Written problem:
Copy out all lines that carry the word "Wind".

:: Records ::

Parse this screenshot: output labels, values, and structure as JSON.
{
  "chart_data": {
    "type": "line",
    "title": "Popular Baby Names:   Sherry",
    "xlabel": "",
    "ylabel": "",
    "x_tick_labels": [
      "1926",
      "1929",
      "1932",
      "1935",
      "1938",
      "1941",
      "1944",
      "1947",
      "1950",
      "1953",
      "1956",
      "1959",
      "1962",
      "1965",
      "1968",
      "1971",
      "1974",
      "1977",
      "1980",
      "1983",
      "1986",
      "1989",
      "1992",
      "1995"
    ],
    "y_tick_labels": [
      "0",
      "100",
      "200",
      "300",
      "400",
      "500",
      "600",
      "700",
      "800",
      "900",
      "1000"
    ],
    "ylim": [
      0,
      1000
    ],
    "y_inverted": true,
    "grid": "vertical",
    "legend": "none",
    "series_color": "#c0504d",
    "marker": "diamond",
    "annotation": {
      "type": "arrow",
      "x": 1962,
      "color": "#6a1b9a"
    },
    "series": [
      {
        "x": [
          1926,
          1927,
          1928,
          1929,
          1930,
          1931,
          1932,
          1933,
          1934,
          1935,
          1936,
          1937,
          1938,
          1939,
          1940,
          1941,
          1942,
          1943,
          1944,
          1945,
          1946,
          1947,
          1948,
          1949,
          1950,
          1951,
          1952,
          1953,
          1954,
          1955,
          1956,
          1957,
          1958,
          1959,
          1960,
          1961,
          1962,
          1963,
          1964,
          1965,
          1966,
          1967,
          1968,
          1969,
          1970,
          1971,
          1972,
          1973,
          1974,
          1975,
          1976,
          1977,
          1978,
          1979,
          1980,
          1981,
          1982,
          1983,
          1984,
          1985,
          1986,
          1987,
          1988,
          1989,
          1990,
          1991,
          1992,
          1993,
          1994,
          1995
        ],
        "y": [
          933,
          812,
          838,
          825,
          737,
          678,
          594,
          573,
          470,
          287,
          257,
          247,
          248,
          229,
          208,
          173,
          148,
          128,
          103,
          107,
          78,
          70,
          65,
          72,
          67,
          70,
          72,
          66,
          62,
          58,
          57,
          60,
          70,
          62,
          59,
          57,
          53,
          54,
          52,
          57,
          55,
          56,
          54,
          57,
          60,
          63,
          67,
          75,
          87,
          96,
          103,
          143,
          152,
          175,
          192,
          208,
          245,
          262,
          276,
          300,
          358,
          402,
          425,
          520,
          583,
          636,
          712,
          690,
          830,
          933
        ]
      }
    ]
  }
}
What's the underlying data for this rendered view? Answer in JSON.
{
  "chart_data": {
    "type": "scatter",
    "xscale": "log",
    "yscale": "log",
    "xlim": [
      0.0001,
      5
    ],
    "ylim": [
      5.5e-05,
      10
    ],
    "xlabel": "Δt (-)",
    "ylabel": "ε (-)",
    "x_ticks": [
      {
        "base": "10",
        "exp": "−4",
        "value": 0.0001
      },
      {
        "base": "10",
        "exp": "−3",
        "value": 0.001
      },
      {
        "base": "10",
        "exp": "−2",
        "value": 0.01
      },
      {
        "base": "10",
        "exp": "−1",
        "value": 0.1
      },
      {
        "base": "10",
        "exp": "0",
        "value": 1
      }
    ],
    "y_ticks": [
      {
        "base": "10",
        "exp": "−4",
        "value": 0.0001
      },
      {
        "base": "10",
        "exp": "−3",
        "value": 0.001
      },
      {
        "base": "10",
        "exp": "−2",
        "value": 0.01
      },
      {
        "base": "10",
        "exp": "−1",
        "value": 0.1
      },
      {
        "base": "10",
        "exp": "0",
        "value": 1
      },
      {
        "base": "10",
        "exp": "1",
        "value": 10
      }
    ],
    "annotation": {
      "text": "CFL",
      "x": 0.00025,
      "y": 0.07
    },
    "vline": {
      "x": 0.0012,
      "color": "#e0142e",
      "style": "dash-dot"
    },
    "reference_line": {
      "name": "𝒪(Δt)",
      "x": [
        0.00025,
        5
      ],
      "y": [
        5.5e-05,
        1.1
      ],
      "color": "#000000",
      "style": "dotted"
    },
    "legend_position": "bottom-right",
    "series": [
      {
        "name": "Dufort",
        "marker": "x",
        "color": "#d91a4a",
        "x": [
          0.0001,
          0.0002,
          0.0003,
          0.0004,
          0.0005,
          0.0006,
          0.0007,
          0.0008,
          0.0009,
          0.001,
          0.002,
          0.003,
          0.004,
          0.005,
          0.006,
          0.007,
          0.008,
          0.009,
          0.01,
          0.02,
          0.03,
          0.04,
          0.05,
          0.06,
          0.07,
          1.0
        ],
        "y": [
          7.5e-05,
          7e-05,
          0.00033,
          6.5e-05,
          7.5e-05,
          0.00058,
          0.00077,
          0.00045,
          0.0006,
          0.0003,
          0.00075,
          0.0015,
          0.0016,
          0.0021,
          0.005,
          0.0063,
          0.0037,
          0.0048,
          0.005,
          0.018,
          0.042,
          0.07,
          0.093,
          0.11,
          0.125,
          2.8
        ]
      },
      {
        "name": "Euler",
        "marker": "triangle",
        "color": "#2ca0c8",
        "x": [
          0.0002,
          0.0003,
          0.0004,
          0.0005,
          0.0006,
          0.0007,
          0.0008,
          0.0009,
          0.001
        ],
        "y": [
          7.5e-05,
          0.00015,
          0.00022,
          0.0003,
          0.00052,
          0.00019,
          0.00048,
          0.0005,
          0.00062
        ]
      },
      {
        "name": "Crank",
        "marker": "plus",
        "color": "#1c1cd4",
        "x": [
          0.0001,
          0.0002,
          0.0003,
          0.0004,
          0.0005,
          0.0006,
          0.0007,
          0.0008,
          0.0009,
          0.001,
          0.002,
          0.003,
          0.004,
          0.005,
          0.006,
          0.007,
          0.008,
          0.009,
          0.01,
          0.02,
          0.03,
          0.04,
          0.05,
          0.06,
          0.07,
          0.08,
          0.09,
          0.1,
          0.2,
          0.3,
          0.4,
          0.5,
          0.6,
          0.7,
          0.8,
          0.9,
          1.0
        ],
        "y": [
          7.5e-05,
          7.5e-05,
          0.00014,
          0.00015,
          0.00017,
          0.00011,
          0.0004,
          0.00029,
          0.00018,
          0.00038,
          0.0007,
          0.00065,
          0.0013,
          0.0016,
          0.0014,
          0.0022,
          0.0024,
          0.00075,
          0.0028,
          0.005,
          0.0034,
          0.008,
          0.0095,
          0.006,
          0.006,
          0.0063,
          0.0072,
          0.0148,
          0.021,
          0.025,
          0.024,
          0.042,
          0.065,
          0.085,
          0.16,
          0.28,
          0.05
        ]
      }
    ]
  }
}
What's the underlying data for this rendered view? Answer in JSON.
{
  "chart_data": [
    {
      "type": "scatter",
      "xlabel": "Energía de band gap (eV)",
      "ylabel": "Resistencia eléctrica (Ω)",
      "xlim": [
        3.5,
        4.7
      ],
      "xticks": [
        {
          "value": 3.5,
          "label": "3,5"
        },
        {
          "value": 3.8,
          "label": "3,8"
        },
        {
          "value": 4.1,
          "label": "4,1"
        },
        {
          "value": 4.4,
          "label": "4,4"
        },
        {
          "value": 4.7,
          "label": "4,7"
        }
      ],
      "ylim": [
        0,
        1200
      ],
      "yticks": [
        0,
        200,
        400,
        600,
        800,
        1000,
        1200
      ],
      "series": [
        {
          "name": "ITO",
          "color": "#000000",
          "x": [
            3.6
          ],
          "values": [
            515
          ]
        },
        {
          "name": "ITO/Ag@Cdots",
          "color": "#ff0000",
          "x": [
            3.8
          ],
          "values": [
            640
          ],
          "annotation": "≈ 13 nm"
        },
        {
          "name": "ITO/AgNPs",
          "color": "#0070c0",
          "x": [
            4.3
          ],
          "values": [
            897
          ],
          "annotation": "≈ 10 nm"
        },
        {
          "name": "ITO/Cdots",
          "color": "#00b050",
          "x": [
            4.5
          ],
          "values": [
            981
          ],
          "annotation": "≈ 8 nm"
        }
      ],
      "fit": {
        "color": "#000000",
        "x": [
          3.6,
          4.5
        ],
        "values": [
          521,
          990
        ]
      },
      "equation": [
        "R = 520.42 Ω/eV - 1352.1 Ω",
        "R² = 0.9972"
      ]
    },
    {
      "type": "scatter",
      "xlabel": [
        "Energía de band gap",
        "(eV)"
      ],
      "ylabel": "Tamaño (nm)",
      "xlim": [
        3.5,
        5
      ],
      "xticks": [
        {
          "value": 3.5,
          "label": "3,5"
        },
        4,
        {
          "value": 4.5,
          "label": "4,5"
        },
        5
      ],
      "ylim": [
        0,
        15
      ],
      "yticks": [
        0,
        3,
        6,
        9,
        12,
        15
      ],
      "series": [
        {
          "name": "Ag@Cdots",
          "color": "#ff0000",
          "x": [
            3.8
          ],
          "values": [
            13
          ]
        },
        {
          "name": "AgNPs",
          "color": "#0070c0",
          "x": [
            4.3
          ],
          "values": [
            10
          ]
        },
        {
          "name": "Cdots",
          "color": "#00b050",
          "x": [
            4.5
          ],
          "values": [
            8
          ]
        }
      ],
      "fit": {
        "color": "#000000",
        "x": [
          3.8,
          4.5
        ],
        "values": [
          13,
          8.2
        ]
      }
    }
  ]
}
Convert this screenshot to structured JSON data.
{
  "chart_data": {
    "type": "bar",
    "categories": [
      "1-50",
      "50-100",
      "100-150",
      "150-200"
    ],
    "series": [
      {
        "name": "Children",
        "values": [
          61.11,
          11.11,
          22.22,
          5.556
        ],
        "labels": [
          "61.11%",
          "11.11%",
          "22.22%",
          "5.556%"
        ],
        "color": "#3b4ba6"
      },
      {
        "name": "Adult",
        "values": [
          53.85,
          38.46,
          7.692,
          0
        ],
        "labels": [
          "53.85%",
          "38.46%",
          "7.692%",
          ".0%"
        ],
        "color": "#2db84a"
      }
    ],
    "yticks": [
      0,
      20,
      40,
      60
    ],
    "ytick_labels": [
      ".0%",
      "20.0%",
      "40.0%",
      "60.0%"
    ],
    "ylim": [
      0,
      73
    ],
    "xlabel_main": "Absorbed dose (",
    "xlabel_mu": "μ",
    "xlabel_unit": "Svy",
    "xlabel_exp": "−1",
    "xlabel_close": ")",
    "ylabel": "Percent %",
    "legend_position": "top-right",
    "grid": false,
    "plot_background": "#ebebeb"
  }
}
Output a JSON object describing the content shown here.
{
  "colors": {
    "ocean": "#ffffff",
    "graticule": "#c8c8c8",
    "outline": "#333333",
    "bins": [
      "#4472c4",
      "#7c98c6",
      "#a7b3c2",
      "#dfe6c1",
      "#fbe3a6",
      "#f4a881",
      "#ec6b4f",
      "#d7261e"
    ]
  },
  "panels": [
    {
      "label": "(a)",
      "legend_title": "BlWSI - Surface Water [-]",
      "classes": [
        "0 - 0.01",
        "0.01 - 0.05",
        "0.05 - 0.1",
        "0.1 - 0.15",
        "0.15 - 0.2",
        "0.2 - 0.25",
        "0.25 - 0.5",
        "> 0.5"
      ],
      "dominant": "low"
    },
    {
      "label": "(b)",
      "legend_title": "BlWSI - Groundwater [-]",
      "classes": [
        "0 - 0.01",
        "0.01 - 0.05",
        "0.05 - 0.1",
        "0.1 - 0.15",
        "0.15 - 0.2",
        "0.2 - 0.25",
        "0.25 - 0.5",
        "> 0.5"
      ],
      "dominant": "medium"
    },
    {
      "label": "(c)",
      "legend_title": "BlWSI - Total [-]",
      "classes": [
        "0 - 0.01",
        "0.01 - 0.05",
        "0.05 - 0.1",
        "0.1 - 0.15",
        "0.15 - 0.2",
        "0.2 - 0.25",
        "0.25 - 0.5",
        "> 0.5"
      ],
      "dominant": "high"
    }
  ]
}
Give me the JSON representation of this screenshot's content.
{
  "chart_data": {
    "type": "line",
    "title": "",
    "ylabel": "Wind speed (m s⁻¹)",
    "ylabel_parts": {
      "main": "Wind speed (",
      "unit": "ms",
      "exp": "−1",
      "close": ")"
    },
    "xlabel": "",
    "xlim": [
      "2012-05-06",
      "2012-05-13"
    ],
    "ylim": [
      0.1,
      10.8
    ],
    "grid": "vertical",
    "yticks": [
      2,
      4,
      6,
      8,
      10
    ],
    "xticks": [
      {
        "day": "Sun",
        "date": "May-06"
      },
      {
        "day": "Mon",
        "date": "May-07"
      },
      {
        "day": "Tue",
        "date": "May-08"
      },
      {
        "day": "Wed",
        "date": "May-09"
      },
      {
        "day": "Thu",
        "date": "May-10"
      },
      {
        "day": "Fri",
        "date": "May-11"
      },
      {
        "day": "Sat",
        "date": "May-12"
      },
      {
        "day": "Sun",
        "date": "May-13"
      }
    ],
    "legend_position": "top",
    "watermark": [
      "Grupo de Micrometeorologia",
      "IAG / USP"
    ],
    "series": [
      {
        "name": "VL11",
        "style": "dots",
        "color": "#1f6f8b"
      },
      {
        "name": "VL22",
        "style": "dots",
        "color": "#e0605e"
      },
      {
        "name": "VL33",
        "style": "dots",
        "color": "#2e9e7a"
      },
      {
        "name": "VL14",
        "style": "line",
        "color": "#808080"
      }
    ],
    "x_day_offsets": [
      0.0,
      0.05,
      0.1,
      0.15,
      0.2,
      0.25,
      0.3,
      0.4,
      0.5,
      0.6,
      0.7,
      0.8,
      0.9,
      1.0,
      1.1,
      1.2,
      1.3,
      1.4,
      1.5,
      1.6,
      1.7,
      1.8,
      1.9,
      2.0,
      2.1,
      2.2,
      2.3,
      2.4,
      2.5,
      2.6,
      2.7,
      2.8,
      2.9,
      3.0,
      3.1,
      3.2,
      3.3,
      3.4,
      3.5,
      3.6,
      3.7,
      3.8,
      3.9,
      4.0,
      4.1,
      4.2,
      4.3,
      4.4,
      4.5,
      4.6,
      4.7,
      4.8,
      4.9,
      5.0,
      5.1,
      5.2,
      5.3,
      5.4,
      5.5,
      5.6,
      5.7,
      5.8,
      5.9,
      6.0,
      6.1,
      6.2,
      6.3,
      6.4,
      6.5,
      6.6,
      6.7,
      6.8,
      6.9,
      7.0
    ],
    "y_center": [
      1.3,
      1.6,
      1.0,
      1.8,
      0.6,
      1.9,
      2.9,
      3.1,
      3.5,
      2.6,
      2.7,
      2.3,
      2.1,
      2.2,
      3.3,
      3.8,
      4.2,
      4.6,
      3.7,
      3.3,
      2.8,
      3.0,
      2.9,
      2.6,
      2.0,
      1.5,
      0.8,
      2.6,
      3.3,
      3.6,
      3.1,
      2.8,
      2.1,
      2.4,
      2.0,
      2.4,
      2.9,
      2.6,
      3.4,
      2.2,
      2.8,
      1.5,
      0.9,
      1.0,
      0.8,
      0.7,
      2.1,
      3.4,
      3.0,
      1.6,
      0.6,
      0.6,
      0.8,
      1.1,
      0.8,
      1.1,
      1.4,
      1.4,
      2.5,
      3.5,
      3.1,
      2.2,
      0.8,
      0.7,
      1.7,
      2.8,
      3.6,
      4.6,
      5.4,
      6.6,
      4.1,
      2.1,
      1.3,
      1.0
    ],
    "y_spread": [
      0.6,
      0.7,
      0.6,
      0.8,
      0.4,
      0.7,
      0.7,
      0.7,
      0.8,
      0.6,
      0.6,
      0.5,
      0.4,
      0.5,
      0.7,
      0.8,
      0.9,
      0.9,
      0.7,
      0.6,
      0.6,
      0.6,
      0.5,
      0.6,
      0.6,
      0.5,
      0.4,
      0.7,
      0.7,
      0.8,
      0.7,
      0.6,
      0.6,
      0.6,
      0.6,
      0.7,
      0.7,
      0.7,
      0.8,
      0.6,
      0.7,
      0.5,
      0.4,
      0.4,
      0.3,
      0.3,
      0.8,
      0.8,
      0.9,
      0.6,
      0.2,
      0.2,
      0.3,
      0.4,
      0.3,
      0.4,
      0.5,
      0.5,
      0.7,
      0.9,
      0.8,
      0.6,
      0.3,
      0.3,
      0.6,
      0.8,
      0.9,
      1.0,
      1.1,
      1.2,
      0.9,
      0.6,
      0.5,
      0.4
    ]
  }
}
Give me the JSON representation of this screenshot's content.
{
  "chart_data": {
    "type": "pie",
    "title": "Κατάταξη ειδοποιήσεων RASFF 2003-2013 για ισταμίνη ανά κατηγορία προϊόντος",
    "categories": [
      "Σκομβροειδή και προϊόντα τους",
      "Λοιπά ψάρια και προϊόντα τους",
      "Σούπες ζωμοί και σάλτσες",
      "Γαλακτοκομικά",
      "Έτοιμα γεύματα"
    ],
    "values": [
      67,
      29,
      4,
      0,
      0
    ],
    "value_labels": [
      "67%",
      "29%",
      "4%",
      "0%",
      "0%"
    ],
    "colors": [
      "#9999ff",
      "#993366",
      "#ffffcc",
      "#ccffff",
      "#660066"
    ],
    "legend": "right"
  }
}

:::

Full response:
    "ylabel": "Wind speed (m s⁻¹)",
      "main": "Wind speed (",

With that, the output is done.